**STATED PROBLEM:**
A verbatim copy of the records is required, with all pictures left out.

**RECORDS SUPPLIED:**
..............................

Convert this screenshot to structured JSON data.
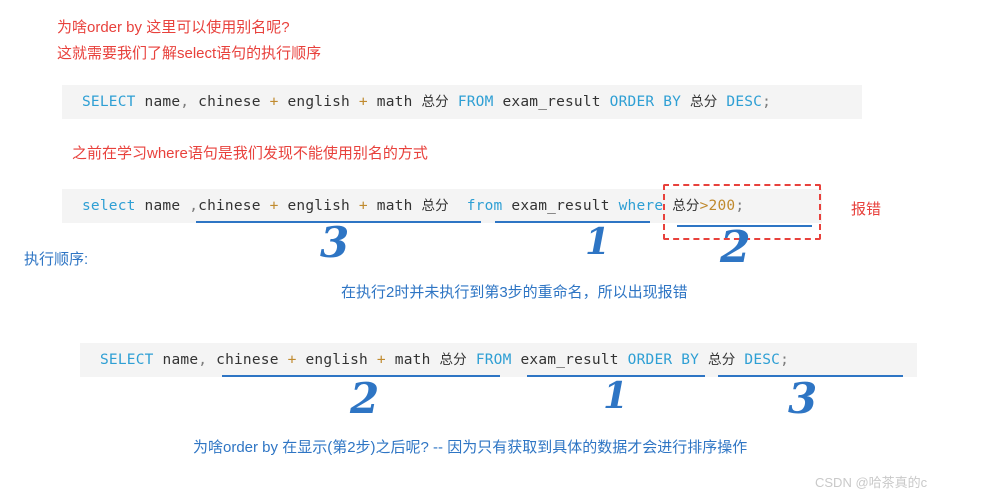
{
  "colors": {
    "red": "#e8413c",
    "blue": "#2e75c4",
    "code_bg": "#f4f4f4",
    "keyword": "#2e9fd4",
    "operator": "#c08a2e",
    "watermark": "#c9c9c9"
  },
  "notes": {
    "top_line1": "为啥order by 这里可以使用别名呢?",
    "top_line2": "这就需要我们了解select语句的执行顺序",
    "mid_note": "之前在学习where语句是我们发现不能使用别名的方式",
    "error_label": "报错",
    "exec_order_label": "执行顺序:",
    "explain_note": "在执行2时并未执行到第3步的重命名，所以出现报错",
    "bottom_note": "为啥order by 在显示(第2步)之后呢?  -- 因为只有获取到具体的数据才会进行排序操作"
  },
  "code_blocks": [
    {
      "id": "code-block-1",
      "full_text": "SELECT name, chinese + english + math 总分 FROM exam_result ORDER BY 总分 DESC;",
      "tokens": [
        {
          "t": "SELECT",
          "k": "kw"
        },
        {
          "t": " ",
          "k": "sp"
        },
        {
          "t": "name",
          "k": "id"
        },
        {
          "t": ",",
          "k": "pun"
        },
        {
          "t": " ",
          "k": "sp"
        },
        {
          "t": "chinese",
          "k": "id"
        },
        {
          "t": " ",
          "k": "sp"
        },
        {
          "t": "+",
          "k": "op"
        },
        {
          "t": " ",
          "k": "sp"
        },
        {
          "t": "english",
          "k": "id"
        },
        {
          "t": " ",
          "k": "sp"
        },
        {
          "t": "+",
          "k": "op"
        },
        {
          "t": " ",
          "k": "sp"
        },
        {
          "t": "math",
          "k": "id"
        },
        {
          "t": " ",
          "k": "sp"
        },
        {
          "t": "总分",
          "k": "cjk"
        },
        {
          "t": " ",
          "k": "sp"
        },
        {
          "t": "FROM",
          "k": "kw"
        },
        {
          "t": " ",
          "k": "sp"
        },
        {
          "t": "exam_result",
          "k": "id"
        },
        {
          "t": " ",
          "k": "sp"
        },
        {
          "t": "ORDER BY",
          "k": "kw"
        },
        {
          "t": " ",
          "k": "sp"
        },
        {
          "t": "总分",
          "k": "cjk"
        },
        {
          "t": " ",
          "k": "sp"
        },
        {
          "t": "DESC",
          "k": "kw"
        },
        {
          "t": ";",
          "k": "pun"
        }
      ]
    },
    {
      "id": "code-block-2",
      "full_text": "select name ,chinese + english + math 总分 from exam_result where 总分>200;",
      "tokens": [
        {
          "t": "select",
          "k": "kw"
        },
        {
          "t": " ",
          "k": "sp"
        },
        {
          "t": "name",
          "k": "id"
        },
        {
          "t": " ",
          "k": "sp"
        },
        {
          "t": ",",
          "k": "pun"
        },
        {
          "t": "chinese",
          "k": "id"
        },
        {
          "t": " ",
          "k": "sp"
        },
        {
          "t": "+",
          "k": "op"
        },
        {
          "t": " ",
          "k": "sp"
        },
        {
          "t": "english",
          "k": "id"
        },
        {
          "t": " ",
          "k": "sp"
        },
        {
          "t": "+",
          "k": "op"
        },
        {
          "t": " ",
          "k": "sp"
        },
        {
          "t": "math",
          "k": "id"
        },
        {
          "t": " ",
          "k": "sp"
        },
        {
          "t": "总分",
          "k": "cjk"
        },
        {
          "t": "  ",
          "k": "sp"
        },
        {
          "t": "from",
          "k": "kw"
        },
        {
          "t": " ",
          "k": "sp"
        },
        {
          "t": "exam_result",
          "k": "id"
        },
        {
          "t": " ",
          "k": "sp"
        },
        {
          "t": "where",
          "k": "kw"
        },
        {
          "t": " ",
          "k": "sp"
        },
        {
          "t": "总分",
          "k": "cjk"
        },
        {
          "t": ">",
          "k": "op"
        },
        {
          "t": "200",
          "k": "num"
        },
        {
          "t": ";",
          "k": "pun"
        }
      ]
    },
    {
      "id": "code-block-3",
      "full_text": "SELECT name, chinese + english + math 总分 FROM exam_result ORDER BY 总分 DESC;",
      "tokens": [
        {
          "t": "SELECT",
          "k": "kw"
        },
        {
          "t": " ",
          "k": "sp"
        },
        {
          "t": "name",
          "k": "id"
        },
        {
          "t": ",",
          "k": "pun"
        },
        {
          "t": " ",
          "k": "sp"
        },
        {
          "t": "chinese",
          "k": "id"
        },
        {
          "t": " ",
          "k": "sp"
        },
        {
          "t": "+",
          "k": "op"
        },
        {
          "t": " ",
          "k": "sp"
        },
        {
          "t": "english",
          "k": "id"
        },
        {
          "t": " ",
          "k": "sp"
        },
        {
          "t": "+",
          "k": "op"
        },
        {
          "t": " ",
          "k": "sp"
        },
        {
          "t": "math",
          "k": "id"
        },
        {
          "t": " ",
          "k": "sp"
        },
        {
          "t": "总分",
          "k": "cjk"
        },
        {
          "t": " ",
          "k": "sp"
        },
        {
          "t": "FROM",
          "k": "kw"
        },
        {
          "t": " ",
          "k": "sp"
        },
        {
          "t": "exam_result",
          "k": "id"
        },
        {
          "t": " ",
          "k": "sp"
        },
        {
          "t": "ORDER BY",
          "k": "kw"
        },
        {
          "t": " ",
          "k": "sp"
        },
        {
          "t": "总分",
          "k": "cjk"
        },
        {
          "t": " ",
          "k": "sp"
        },
        {
          "t": "DESC",
          "k": "kw"
        },
        {
          "t": ";",
          "k": "pun"
        }
      ]
    }
  ],
  "step_markers": {
    "block2": [
      "3",
      "1",
      "2"
    ],
    "block3": [
      "2",
      "1",
      "3"
    ]
  },
  "watermark": "CSDN @哈茶真的c"
}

..............................

**REPLY:**
Convert this screenshot to structured JSON data.
{
  "colors": {
    "red": "#e8413c",
    "blue": "#2e75c4",
    "code_bg": "#f4f4f4",
    "keyword": "#2e9fd4",
    "operator": "#c08a2e",
    "watermark": "#c9c9c9"
  },
  "notes": {
    "top_line1": "为啥order by 这里可以使用别名呢?",
    "top_line2": "这就需要我们了解select语句的执行顺序",
    "mid_note": "之前在学习where语句是我们发现不能使用别名的方式",
    "error_label": "报错",
    "exec_order_label": "执行顺序:",
    "explain_note": "在执行2时并未执行到第3步的重命名，所以出现报错",
    "bottom_note": "为啥order by 在显示(第2步)之后呢?  -- 因为只有获取到具体的数据才会进行排序操作"
  },
  "code_blocks": [
    {
      "id": "code-block-1",
      "full_text": "SELECT name, chinese + english + math 总分 FROM exam_result ORDER BY 总分 DESC;",
      "tokens": [
        {
          "t": "SELECT",
          "k": "kw"
        },
        {
          "t": " ",
          "k": "sp"
        },
        {
          "t": "name",
          "k": "id"
        },
        {
          "t": ",",
          "k": "pun"
        },
        {
          "t": " ",
          "k": "sp"
        },
        {
          "t": "chinese",
          "k": "id"
        },
        {
          "t": " ",
          "k": "sp"
        },
        {
          "t": "+",
          "k": "op"
        },
        {
          "t": " ",
          "k": "sp"
        },
        {
          "t": "english",
          "k": "id"
        },
        {
          "t": " ",
          "k": "sp"
        },
        {
          "t": "+",
          "k": "op"
        },
        {
          "t": " ",
          "k": "sp"
        },
        {
          "t": "math",
          "k": "id"
        },
        {
          "t": " ",
          "k": "sp"
        },
        {
          "t": "总分",
          "k": "cjk"
        },
        {
          "t": " ",
          "k": "sp"
        },
        {
          "t": "FROM",
          "k": "kw"
        },
        {
          "t": " ",
          "k": "sp"
        },
        {
          "t": "exam_result",
          "k": "id"
        },
        {
          "t": " ",
          "k": "sp"
        },
        {
          "t": "ORDER BY",
          "k": "kw"
        },
        {
          "t": " ",
          "k": "sp"
        },
        {
          "t": "总分",
          "k": "cjk"
        },
        {
          "t": " ",
          "k": "sp"
        },
        {
          "t": "DESC",
          "k": "kw"
        },
        {
          "t": ";",
          "k": "pun"
        }
      ]
    },
    {
      "id": "code-block-2",
      "full_text": "select name ,chinese + english + math 总分 from exam_result where 总分>200;",
      "tokens": [
        {
          "t": "select",
          "k": "kw"
        },
        {
          "t": " ",
          "k": "sp"
        },
        {
          "t": "name",
          "k": "id"
        },
        {
          "t": " ",
          "k": "sp"
        },
        {
          "t": ",",
          "k": "pun"
        },
        {
          "t": "chinese",
          "k": "id"
        },
        {
          "t": " ",
          "k": "sp"
        },
        {
          "t": "+",
          "k": "op"
        },
        {
          "t": " ",
          "k": "sp"
        },
        {
          "t": "english",
          "k": "id"
        },
        {
          "t": " ",
          "k": "sp"
        },
        {
          "t": "+",
          "k": "op"
        },
        {
          "t": " ",
          "k": "sp"
        },
        {
          "t": "math",
          "k": "id"
        },
        {
          "t": " ",
          "k": "sp"
        },
        {
          "t": "总分",
          "k": "cjk"
        },
        {
          "t": "  ",
          "k": "sp"
        },
        {
          "t": "from",
          "k": "kw"
        },
        {
          "t": " ",
          "k": "sp"
        },
        {
          "t": "exam_result",
          "k": "id"
        },
        {
          "t": " ",
          "k": "sp"
        },
        {
          "t": "where",
          "k": "kw"
        },
        {
          "t": " ",
          "k": "sp"
        },
        {
          "t": "总分",
          "k": "cjk"
        },
        {
          "t": ">",
          "k": "op"
        },
        {
          "t": "200",
          "k": "num"
        },
        {
          "t": ";",
          "k": "pun"
        }
      ]
    },
    {
      "id": "code-block-3",
      "full_text": "SELECT name, chinese + english + math 总分 FROM exam_result ORDER BY 总分 DESC;",
      "tokens": [
        {
          "t": "SELECT",
          "k": "kw"
        },
        {
          "t": " ",
          "k": "sp"
        },
        {
          "t": "name",
          "k": "id"
        },
        {
          "t": ",",
          "k": "pun"
        },
        {
          "t": " ",
          "k": "sp"
        },
        {
          "t": "chinese",
          "k": "id"
        },
        {
          "t": " ",
          "k": "sp"
        },
        {
          "t": "+",
          "k": "op"
        },
        {
          "t": " ",
          "k": "sp"
        },
        {
          "t": "english",
          "k": "id"
        },
        {
          "t": " ",
          "k": "sp"
        },
        {
          "t": "+",
          "k": "op"
        },
        {
          "t": " ",
          "k": "sp"
        },
        {
          "t": "math",
          "k": "id"
        },
        {
          "t": " ",
          "k": "sp"
        },
        {
          "t": "总分",
          "k": "cjk"
        },
        {
          "t": " ",
          "k": "sp"
        },
        {
          "t": "FROM",
          "k": "kw"
        },
        {
          "t": " ",
          "k": "sp"
        },
        {
          "t": "exam_result",
          "k": "id"
        },
        {
          "t": " ",
          "k": "sp"
        },
        {
          "t": "ORDER BY",
          "k": "kw"
        },
        {
          "t": " ",
          "k": "sp"
        },
        {
          "t": "总分",
          "k": "cjk"
        },
        {
          "t": " ",
          "k": "sp"
        },
        {
          "t": "DESC",
          "k": "kw"
        },
        {
          "t": ";",
          "k": "pun"
        }
      ]
    }
  ],
  "step_markers": {
    "block2": [
      "3",
      "1",
      "2"
    ],
    "block3": [
      "2",
      "1",
      "3"
    ]
  },
  "watermark": "CSDN @哈茶真的c"
}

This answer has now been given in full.